[Exercise aim] Reproduce each of the records below word for word, with no changes.

########################################

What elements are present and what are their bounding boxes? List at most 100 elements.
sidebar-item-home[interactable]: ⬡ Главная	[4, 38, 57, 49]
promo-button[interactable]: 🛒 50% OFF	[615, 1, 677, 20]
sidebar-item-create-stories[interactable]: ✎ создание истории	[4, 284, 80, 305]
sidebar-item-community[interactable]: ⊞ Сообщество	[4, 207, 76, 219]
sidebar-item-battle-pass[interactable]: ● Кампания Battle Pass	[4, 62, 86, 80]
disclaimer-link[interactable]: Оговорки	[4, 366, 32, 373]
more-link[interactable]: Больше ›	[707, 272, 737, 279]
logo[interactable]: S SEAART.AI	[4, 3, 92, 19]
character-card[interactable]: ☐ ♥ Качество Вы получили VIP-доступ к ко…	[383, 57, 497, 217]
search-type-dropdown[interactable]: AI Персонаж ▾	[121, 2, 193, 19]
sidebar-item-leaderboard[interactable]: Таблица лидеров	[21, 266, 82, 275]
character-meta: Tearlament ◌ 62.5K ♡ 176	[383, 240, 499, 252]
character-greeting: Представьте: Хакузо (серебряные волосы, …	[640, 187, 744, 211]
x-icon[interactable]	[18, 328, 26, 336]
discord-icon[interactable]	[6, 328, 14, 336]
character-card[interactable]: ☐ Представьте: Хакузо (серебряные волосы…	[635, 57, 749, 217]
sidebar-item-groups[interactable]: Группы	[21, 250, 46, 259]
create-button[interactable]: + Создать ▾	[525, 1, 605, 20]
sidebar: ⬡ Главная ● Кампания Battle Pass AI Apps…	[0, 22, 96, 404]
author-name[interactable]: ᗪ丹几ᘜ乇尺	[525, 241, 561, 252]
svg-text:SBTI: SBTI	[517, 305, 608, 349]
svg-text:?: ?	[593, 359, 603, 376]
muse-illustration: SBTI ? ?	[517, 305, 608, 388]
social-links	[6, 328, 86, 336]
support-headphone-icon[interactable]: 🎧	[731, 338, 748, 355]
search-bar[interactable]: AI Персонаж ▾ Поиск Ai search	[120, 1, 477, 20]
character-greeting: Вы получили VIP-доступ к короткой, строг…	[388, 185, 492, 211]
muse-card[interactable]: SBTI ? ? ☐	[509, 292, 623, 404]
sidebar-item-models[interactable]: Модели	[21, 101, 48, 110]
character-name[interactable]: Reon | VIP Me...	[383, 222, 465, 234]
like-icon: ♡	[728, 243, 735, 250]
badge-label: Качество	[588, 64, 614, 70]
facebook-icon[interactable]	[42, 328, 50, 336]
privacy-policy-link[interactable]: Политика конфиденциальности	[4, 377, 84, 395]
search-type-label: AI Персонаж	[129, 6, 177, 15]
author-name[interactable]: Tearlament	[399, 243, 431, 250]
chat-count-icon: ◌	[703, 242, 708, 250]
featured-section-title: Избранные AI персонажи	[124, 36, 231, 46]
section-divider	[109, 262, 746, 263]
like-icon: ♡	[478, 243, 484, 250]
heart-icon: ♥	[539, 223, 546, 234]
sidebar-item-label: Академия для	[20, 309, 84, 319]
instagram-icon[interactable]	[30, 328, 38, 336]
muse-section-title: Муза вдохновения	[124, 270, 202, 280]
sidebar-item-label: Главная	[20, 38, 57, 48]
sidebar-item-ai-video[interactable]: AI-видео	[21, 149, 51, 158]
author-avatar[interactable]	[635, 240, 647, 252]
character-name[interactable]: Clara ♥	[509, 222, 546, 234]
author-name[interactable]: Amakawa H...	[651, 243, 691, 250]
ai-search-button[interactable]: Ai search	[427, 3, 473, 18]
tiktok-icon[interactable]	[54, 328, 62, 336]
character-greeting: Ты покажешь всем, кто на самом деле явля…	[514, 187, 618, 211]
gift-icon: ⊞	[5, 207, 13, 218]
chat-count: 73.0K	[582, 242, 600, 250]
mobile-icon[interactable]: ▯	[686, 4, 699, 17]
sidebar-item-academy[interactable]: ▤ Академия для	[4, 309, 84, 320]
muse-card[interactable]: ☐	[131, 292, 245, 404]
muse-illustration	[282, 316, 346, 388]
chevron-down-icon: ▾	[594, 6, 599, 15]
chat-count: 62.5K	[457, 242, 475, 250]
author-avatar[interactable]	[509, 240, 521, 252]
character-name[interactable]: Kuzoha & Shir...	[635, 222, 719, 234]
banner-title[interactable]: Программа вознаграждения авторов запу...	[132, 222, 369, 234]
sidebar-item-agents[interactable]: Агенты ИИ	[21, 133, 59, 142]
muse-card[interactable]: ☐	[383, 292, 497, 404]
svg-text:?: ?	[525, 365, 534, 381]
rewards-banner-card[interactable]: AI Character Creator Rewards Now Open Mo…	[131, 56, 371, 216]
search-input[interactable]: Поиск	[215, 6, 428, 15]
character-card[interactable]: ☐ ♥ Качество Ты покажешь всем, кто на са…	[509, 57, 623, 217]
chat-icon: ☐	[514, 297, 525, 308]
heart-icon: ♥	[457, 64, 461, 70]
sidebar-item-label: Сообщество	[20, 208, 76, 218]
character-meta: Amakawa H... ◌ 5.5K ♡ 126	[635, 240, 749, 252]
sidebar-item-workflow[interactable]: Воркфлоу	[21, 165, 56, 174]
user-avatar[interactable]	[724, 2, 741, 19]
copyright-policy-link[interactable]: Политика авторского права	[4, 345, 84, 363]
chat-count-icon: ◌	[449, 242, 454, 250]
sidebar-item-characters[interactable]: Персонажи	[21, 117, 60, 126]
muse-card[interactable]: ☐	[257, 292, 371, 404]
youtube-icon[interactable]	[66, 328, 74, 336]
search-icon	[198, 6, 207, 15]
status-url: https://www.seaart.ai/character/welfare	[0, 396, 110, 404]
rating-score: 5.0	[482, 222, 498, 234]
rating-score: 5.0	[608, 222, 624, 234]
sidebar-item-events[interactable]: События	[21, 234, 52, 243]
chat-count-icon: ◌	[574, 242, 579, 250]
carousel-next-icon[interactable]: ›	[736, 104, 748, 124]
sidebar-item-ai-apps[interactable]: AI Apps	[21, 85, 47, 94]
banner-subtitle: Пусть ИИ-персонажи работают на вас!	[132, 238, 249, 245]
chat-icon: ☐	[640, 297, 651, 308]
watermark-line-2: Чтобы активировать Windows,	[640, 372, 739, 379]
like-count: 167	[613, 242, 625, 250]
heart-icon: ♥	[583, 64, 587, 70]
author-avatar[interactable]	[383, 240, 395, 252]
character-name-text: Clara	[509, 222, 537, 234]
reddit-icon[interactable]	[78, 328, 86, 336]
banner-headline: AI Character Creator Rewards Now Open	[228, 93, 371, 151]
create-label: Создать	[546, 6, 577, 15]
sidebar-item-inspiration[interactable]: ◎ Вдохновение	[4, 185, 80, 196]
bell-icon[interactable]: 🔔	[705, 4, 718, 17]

########################################

[Result of this exercise]
What elements are present and what are their bounding boxes? List at most 100 elements.
sidebar-item-home[interactable]: ⬡ Главная	[4, 38, 57, 49]
promo-button[interactable]: 🛒 50% OFF	[615, 1, 677, 20]
sidebar-item-create-stories[interactable]: ✎ создание истории	[4, 284, 80, 305]
sidebar-item-community[interactable]: ⊞ Сообщество	[4, 207, 76, 219]
sidebar-item-battle-pass[interactable]: ● Кампания Battle Pass	[4, 62, 86, 80]
disclaimer-link[interactable]: Оговорки	[4, 366, 32, 373]
more-link[interactable]: Больше ›	[707, 272, 737, 279]
logo[interactable]: S SEAART.AI	[4, 3, 92, 19]
character-card[interactable]: ☐ ♥ Качество Вы получили VIP-доступ к ко…	[383, 57, 497, 217]
search-type-dropdown[interactable]: AI Персонаж ▾	[121, 2, 193, 19]
sidebar-item-leaderboard[interactable]: Таблица лидеров	[21, 266, 82, 275]
character-meta: Tearlament ◌ 62.5K ♡ 176	[383, 240, 499, 252]
character-greeting: Представьте: Хакузо (серебряные волосы, …	[640, 187, 744, 211]
x-icon[interactable]	[18, 328, 26, 336]
discord-icon[interactable]	[6, 328, 14, 336]
character-card[interactable]: ☐ Представьте: Хакузо (серебряные волосы…	[635, 57, 749, 217]
sidebar-item-groups[interactable]: Группы	[21, 250, 46, 259]
create-button[interactable]: + Создать ▾	[525, 1, 605, 20]
sidebar: ⬡ Главная ● Кампания Battle Pass AI Apps…	[0, 22, 96, 404]
author-name[interactable]: ᗪ丹几ᘜ乇尺	[525, 241, 561, 252]
svg-text:SBTI: SBTI	[517, 305, 608, 349]
svg-text:?: ?	[593, 359, 603, 376]
muse-illustration: SBTI ? ?	[517, 305, 608, 388]
social-links	[6, 328, 86, 336]
support-headphone-icon[interactable]: 🎧	[731, 338, 748, 355]
search-bar[interactable]: AI Персонаж ▾ Поиск Ai search	[120, 1, 477, 20]
character-greeting: Вы получили VIP-доступ к короткой, строг…	[388, 185, 492, 211]
muse-card[interactable]: SBTI ? ? ☐	[509, 292, 623, 404]
sidebar-item-models[interactable]: Модели	[21, 101, 48, 110]
character-name[interactable]: Reon | VIP Me...	[383, 222, 465, 234]
like-icon: ♡	[728, 243, 735, 250]
badge-label: Качество	[588, 64, 614, 70]
facebook-icon[interactable]	[42, 328, 50, 336]
privacy-policy-link[interactable]: Политика конфиденциальности	[4, 377, 84, 395]
search-type-label: AI Персонаж	[129, 6, 177, 15]
author-name[interactable]: Tearlament	[399, 243, 431, 250]
chat-count-icon: ◌	[703, 242, 708, 250]
featured-section-title: Избранные AI персонажи	[124, 36, 231, 46]
section-divider	[109, 262, 746, 263]
like-icon: ♡	[478, 243, 484, 250]
heart-icon: ♥	[539, 223, 546, 234]
sidebar-item-label: Академия для	[20, 309, 84, 319]
instagram-icon[interactable]	[30, 328, 38, 336]
muse-section-title: Муза вдохновения	[124, 270, 202, 280]
sidebar-item-label: Главная	[20, 38, 57, 48]
sidebar-item-ai-video[interactable]: AI-видео	[21, 149, 51, 158]
author-avatar[interactable]	[635, 240, 647, 252]
character-name[interactable]: Clara ♥	[509, 222, 546, 234]
author-name[interactable]: Amakawa H...	[651, 243, 691, 250]
ai-search-button[interactable]: Ai search	[427, 3, 473, 18]
tiktok-icon[interactable]	[54, 328, 62, 336]
character-greeting: Ты покажешь всем, кто на самом деле явля…	[514, 187, 618, 211]
gift-icon: ⊞	[5, 207, 13, 218]
chat-count: 73.0K	[582, 242, 600, 250]
mobile-icon[interactable]: ▯	[686, 4, 699, 17]
sidebar-item-academy[interactable]: ▤ Академия для	[4, 309, 84, 320]
muse-card[interactable]: ☐	[131, 292, 245, 404]
muse-illustration	[282, 316, 346, 388]
chevron-down-icon: ▾	[594, 6, 599, 15]
chat-count: 62.5K	[457, 242, 475, 250]
author-avatar[interactable]	[509, 240, 521, 252]
character-name[interactable]: Kuzoha & Shir...	[635, 222, 719, 234]
banner-title[interactable]: Программа вознаграждения авторов запу...	[132, 222, 369, 234]
sidebar-item-agents[interactable]: Агенты ИИ	[21, 133, 59, 142]
muse-card[interactable]: ☐	[383, 292, 497, 404]
svg-text:?: ?	[525, 365, 534, 381]
rewards-banner-card[interactable]: AI Character Creator Rewards Now Open Mo…	[131, 56, 371, 216]
search-input[interactable]: Поиск	[215, 6, 428, 15]
character-card[interactable]: ☐ ♥ Качество Ты покажешь всем, кто на са…	[509, 57, 623, 217]
chat-icon: ☐	[514, 297, 525, 308]
heart-icon: ♥	[457, 64, 461, 70]
sidebar-item-label: Сообщество	[20, 208, 76, 218]
character-meta: Amakawa H... ◌ 5.5K ♡ 126	[635, 240, 749, 252]
sidebar-item-workflow[interactable]: Воркфлоу	[21, 165, 56, 174]
user-avatar[interactable]	[724, 2, 741, 19]
copyright-policy-link[interactable]: Политика авторского права	[4, 345, 84, 363]
chat-count-icon: ◌	[449, 242, 454, 250]
sidebar-item-characters[interactable]: Персонажи	[21, 117, 60, 126]
muse-card[interactable]: ☐	[257, 292, 371, 404]
youtube-icon[interactable]	[66, 328, 74, 336]
search-icon	[198, 6, 207, 15]
status-url: https://www.seaart.ai/character/welfare	[0, 396, 110, 404]
rating-score: 5.0	[482, 222, 498, 234]
rating-score: 5.0	[608, 222, 624, 234]
sidebar-item-events[interactable]: События	[21, 234, 52, 243]
chat-count-icon: ◌	[574, 242, 579, 250]
carousel-next-icon[interactable]: ›	[736, 104, 748, 124]
sidebar-item-ai-apps[interactable]: AI Apps	[21, 85, 47, 94]
banner-subtitle: Пусть ИИ-персонажи работают на вас!	[132, 238, 249, 245]
chat-icon: ☐	[640, 297, 651, 308]
watermark-line-2: Чтобы активировать Windows,	[640, 372, 739, 379]
like-count: 167	[613, 242, 625, 250]
heart-icon: ♥	[583, 64, 587, 70]
author-avatar[interactable]	[383, 240, 395, 252]
character-name-text: Clara	[509, 222, 537, 234]
reddit-icon[interactable]	[78, 328, 86, 336]
banner-headline: AI Character Creator Rewards Now Open	[228, 93, 371, 151]
create-label: Создать	[546, 6, 577, 15]
sidebar-item-inspiration[interactable]: ◎ Вдохновение	[4, 185, 80, 196]
bell-icon[interactable]: 🔔	[705, 4, 718, 17]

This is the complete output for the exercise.